===== REGISTROS DE ORIGEM =====
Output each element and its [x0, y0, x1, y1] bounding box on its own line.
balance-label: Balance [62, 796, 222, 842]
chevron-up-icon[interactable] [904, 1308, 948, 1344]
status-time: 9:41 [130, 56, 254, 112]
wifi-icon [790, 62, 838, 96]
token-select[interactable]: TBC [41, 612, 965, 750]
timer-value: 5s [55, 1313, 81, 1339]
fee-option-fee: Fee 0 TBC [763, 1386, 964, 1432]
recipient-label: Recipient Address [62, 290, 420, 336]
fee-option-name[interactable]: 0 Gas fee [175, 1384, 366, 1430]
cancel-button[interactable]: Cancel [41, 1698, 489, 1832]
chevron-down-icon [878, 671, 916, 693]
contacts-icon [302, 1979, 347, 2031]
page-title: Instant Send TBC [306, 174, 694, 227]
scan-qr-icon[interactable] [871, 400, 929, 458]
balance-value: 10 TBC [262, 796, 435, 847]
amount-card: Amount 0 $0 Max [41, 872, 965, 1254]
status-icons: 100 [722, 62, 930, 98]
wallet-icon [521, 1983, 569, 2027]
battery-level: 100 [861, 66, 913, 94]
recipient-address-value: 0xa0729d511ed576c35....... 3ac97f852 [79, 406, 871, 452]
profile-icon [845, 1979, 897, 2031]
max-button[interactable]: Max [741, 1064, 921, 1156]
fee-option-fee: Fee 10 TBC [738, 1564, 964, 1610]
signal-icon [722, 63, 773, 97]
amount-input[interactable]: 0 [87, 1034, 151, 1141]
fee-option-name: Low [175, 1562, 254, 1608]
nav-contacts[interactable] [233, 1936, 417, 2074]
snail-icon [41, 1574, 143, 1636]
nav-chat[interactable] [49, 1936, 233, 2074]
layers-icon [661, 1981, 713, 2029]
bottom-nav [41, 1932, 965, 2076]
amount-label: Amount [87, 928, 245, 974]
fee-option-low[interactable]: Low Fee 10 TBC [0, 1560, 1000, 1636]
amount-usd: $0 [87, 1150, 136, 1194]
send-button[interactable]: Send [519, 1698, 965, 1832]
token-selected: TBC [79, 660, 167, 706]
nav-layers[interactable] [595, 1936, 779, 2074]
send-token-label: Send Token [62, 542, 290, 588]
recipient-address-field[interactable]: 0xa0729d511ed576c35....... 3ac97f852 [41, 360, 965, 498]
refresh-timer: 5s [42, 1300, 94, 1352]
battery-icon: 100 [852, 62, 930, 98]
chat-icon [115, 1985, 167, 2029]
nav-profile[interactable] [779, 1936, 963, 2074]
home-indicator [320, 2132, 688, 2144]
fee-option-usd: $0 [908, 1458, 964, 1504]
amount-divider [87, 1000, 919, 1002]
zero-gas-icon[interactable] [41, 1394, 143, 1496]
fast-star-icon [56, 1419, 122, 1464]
=====
### OBJETIVO
Reúna todas as linhas das entradas de elementos do layout acima que contêm a palavra "Send".

### SOLUÇÃO DO PROBLEMA
page-title: Instant Send TBC [306, 174, 694, 227]
send-button[interactable]: Send [519, 1698, 965, 1832]
send-token-label: Send Token [62, 542, 290, 588]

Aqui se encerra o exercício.